## [REQUIRED WORK]
Leave out the pictures and repeat exactly the lines from the one containing "What does this" through the final line of the listing below.

## [DATA UNDER STUDY]
•••
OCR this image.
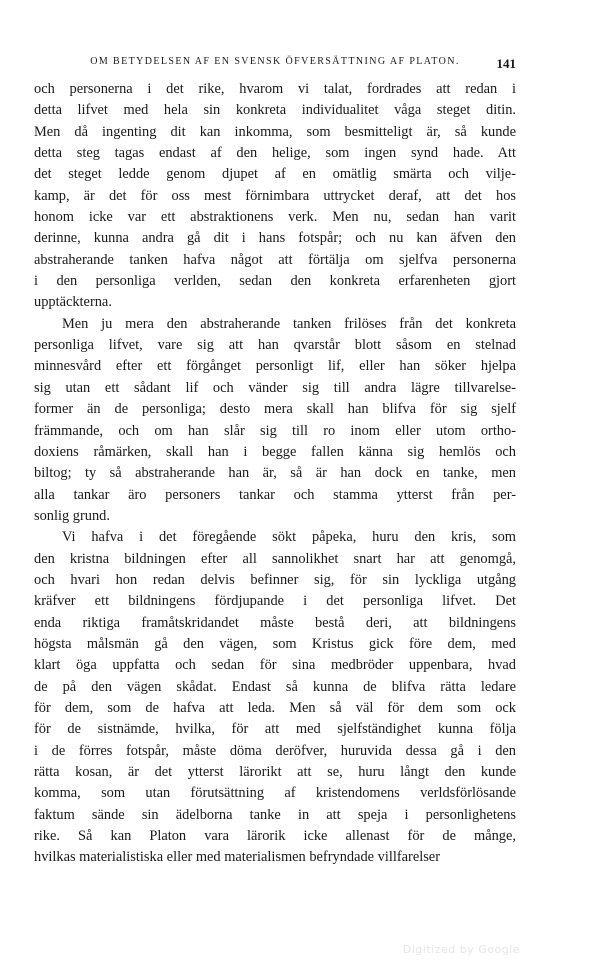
OM BETYDELSEN AF EN SVENSK ÖFVERSÄTTNING AF PLATON.	141
och personerna i det rike, hvarom vi talat, fordrades att redan i
detta lifvet med hela sin konkreta individualitet våga steget ditin.
Men då ingenting dit kan inkomma, som besmitteligt är, så kunde
detta steg tagas endast af den helige, som ingen synd hade. Att
det steget ledde genom djupet af en omätlig smärta och vilje-
kamp, är det för oss mest förnimbara uttrycket deraf, att det hos
honom icke var ett abstraktionens verk. Men nu, sedan han varit
derinne, kunna andra gå dit i hans fotspår; och nu kan äfven den
abstraherande tanken hafva något att förtälja om sjelfva personerna
i den personliga verlden, sedan den konkreta erfarenheten gjort
upptäckterna.
Men ju mera den abstraherande tanken frilöses från det konkreta
personliga lifvet, vare sig att han qvarstår blott såsom en stelnad
minnesvård efter ett förgånget personligt lif, eller han söker hjelpa
sig utan ett sådant lif och vänder sig till andra lägre tillvarelse-
former än de personliga; desto mera skall han blifva för sig sjelf
främmande, och om han slår sig till ro inom eller utom ortho-
doxiens råmärken, skall han i begge fallen känna sig hemlös och
biltog; ty så abstraherande han är, så är han dock en tanke, men
alla tankar äro personers tankar och stamma ytterst från per-
sonlig grund.
Vi hafva i det föregående sökt påpeka, huru den kris, som
den kristna bildningen efter all sannolikhet snart har att genomgå,
och hvari hon redan delvis befinner sig, för sin lyckliga utgång
kräfver ett bildningens fördjupande i det personliga lifvet. Det
enda riktiga framåtskridandet måste bestå deri, att bildningens
högsta målsmän gå den vägen, som Kristus gick före dem, med
klart öga uppfatta och sedan för sina medbröder uppenbara, hvad
de på den vägen skådat. Endast så kunna de blifva rätta ledare
för dem, som de hafva att leda. Men så väl för dem som ock
för de sistnämde, hvilka, för att med sjelfständighet kunna följa
i de förres fotspår, måste döma deröfver, huruvida dessa gå i den
rätta kosan, är det ytterst lärorikt att se, huru långt den kunde
komma, som utan förutsättning af kristendomens verldsförlösande
faktum sände sin ädelborna tanke in att speja i personlighetens
rike. Så kan Platon vara lärorik icke allenast för de månge,
hvilkas materialistiska eller med materialismen befryndade villfarelser
Digitized by Google
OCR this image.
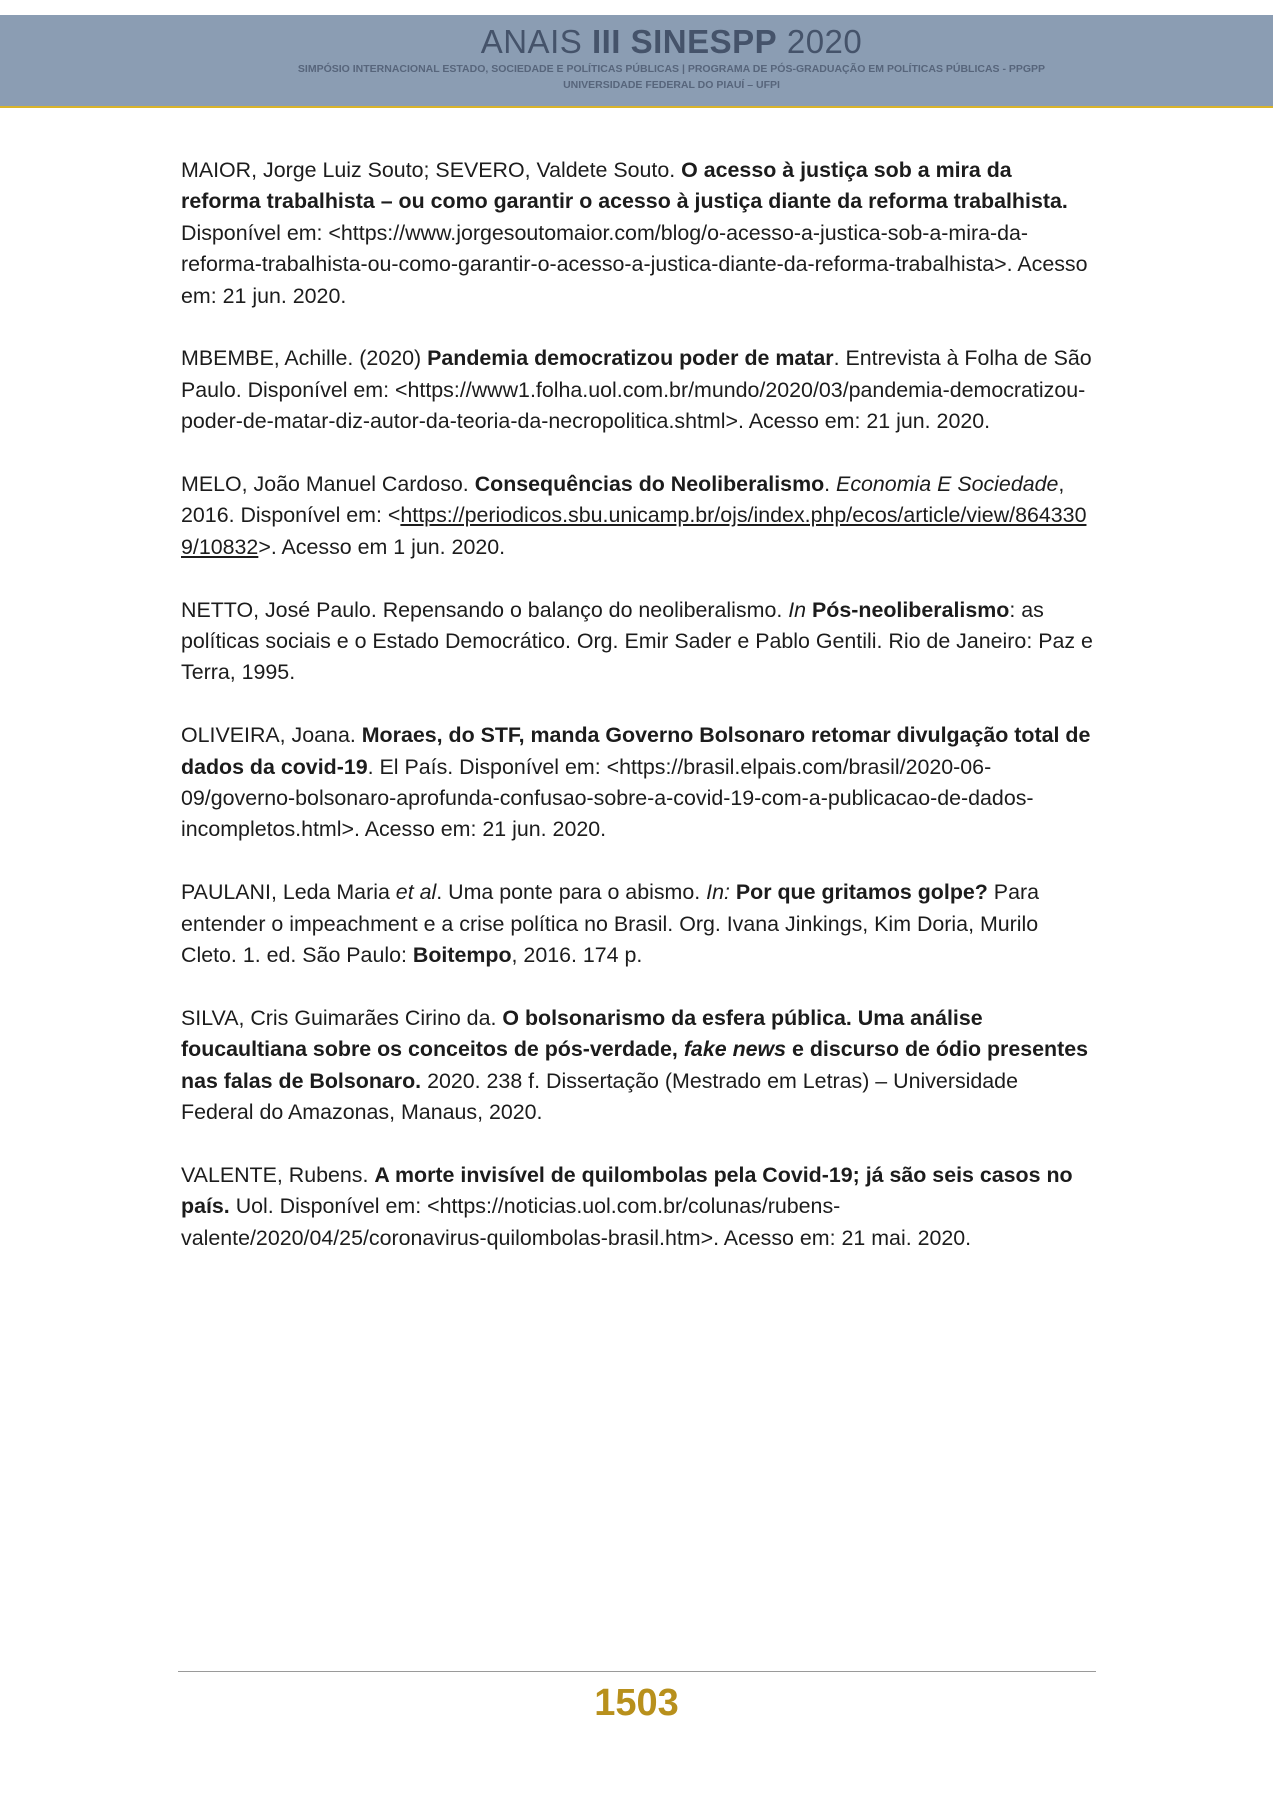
ANAIS III SINESPP 2020
SIMPÓSIO INTERNACIONAL ESTADO, SOCIEDADE E POLÍTICAS PÚBLICAS | PROGRAMA DE PÓS-GRADUAÇÃO EM POLÍTICAS PÚBLICAS - PPGPP
UNIVERSIDADE FEDERAL DO PIAUÍ – UFPI

MAIOR, Jorge Luiz Souto; SEVERO, Valdete Souto. O acesso à justiça sob a mira da reforma trabalhista – ou como garantir o acesso à justiça diante da reforma trabalhista. Disponível em: <https://www.jorgesoutomaior.com/blog/o-acesso-a-justica-sob-a-mira-da-reforma-trabalhista-ou-como-garantir-o-acesso-a-justica-diante-da-reforma-trabalhista>. Acesso em: 21 jun. 2020.

MBEMBE, Achille. (2020) Pandemia democratizou poder de matar. Entrevista à Folha de São Paulo. Disponível em: <https://www1.folha.uol.com.br/mundo/2020/03/pandemia-democratizou-poder-de-matar-diz-autor-da-teoria-da-necropolitica.shtml>. Acesso em: 21 jun. 2020.

MELO, João Manuel Cardoso. Consequências do Neoliberalismo. Economia E Sociedade, 2016. Disponível em: <https://periodicos.sbu.unicamp.br/ojs/index.php/ecos/article/view/8643309/10832>. Acesso em 1 jun. 2020.

NETTO, José Paulo. Repensando o balanço do neoliberalismo. In Pós-neoliberalismo: as políticas sociais e o Estado Democrático. Org. Emir Sader e Pablo Gentili. Rio de Janeiro: Paz e Terra, 1995.

OLIVEIRA, Joana. Moraes, do STF, manda Governo Bolsonaro retomar divulgação total de dados da covid-19. El País. Disponível em: <https://brasil.elpais.com/brasil/2020-06-09/governo-bolsonaro-aprofunda-confusao-sobre-a-covid-19-com-a-publicacao-de-dados-incompletos.html>. Acesso em: 21 jun. 2020.

PAULANI, Leda Maria et al. Uma ponte para o abismo. In: Por que gritamos golpe? Para entender o impeachment e a crise política no Brasil. Org. Ivana Jinkings, Kim Doria, Murilo Cleto. 1. ed. São Paulo: Boitempo, 2016. 174 p.

SILVA, Cris Guimarães Cirino da. O bolsonarismo da esfera pública. Uma análise foucaultiana sobre os conceitos de pós-verdade, fake news e discurso de ódio presentes nas falas de Bolsonaro. 2020. 238 f. Dissertação (Mestrado em Letras) – Universidade Federal do Amazonas, Manaus, 2020.

VALENTE, Rubens. A morte invisível de quilombolas pela Covid-19; já são seis casos no país. Uol. Disponível em: <https://noticias.uol.com.br/colunas/rubens-valente/2020/04/25/coronavirus-quilombolas-brasil.htm>. Acesso em: 21 mai. 2020.

1503
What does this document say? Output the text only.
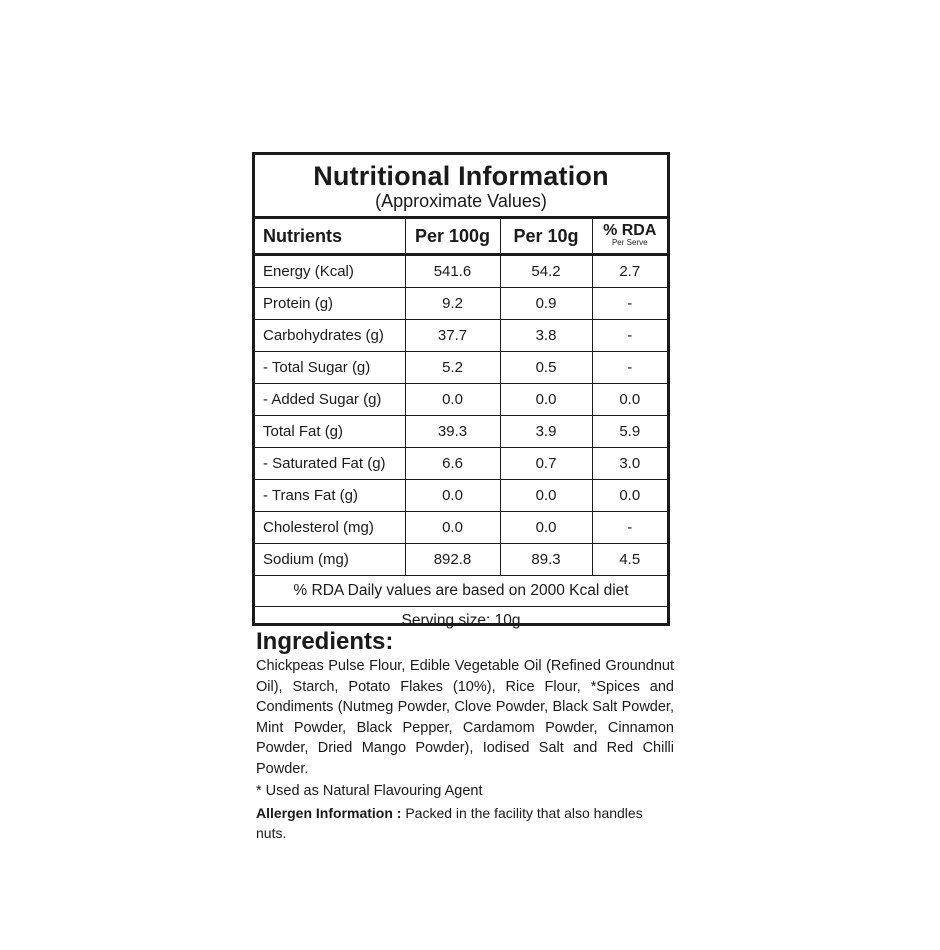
Nutritional Information
(Approximate Values)
Nutrients	Per 100g	Per 10g	% RDA
Per Serve

Energy (Kcal)	541.6	54.2	2.7
Protein (g)	9.2	0.9	-
Carbohydrates (g)	37.7	3.8	-
- Total Sugar (g)	5.2	0.5	-
- Added Sugar (g)	0.0	0.0	0.0
Total Fat (g)	39.3	3.9	5.9
- Saturated Fat (g)	6.6	0.7	3.0
- Trans Fat (g)	0.0	0.0	0.0
Cholesterol (mg)	0.0	0.0	-
Sodium (mg)	892.8	89.3	4.5
% RDA Daily values are based on 2000 Kcal diet			
Serving size: 10g			
Ingredients:

Chickpeas Pulse Flour, Edible Vegetable Oil (Refined Groundnut Oil), Starch, Potato Flakes (10%), Rice Flour, *Spices and Condiments (Nutmeg Powder, Clove Powder, Black Salt Powder, Mint Powder, Black Pepper, Cardamom Powder, Cinnamon Powder, Dried Mango Powder), Iodised Salt and Red Chilli Powder.

* Used as Natural Flavouring Agent

Allergen Information : Packed in the facility that also handles nuts.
•••
## [ANSWER TO THE EXERCISE]
What does this document say? Output the text only.
Nutritional Information
(Approximate Values)
Nutrients	Per 100g	Per 10g	% RDA
Per Serve

Energy (Kcal)	541.6	54.2	2.7
Protein (g)	9.2	0.9	-
Carbohydrates (g)	37.7	3.8	-
- Total Sugar (g)	5.2	0.5	-
- Added Sugar (g)	0.0	0.0	0.0
Total Fat (g)	39.3	3.9	5.9
- Saturated Fat (g)	6.6	0.7	3.0
- Trans Fat (g)	0.0	0.0	0.0
Cholesterol (mg)	0.0	0.0	-
Sodium (mg)	892.8	89.3	4.5
% RDA Daily values are based on 2000 Kcal diet			
Serving size: 10g			
Ingredients:

Chickpeas Pulse Flour, Edible Vegetable Oil (Refined Groundnut Oil), Starch, Potato Flakes (10%), Rice Flour, *Spices and Condiments (Nutmeg Powder, Clove Powder, Black Salt Powder, Mint Powder, Black Pepper, Cardamom Powder, Cinnamon Powder, Dried Mango Powder), Iodised Salt and Red Chilli Powder.

* Used as Natural Flavouring Agent

Allergen Information : Packed in the facility that also handles nuts.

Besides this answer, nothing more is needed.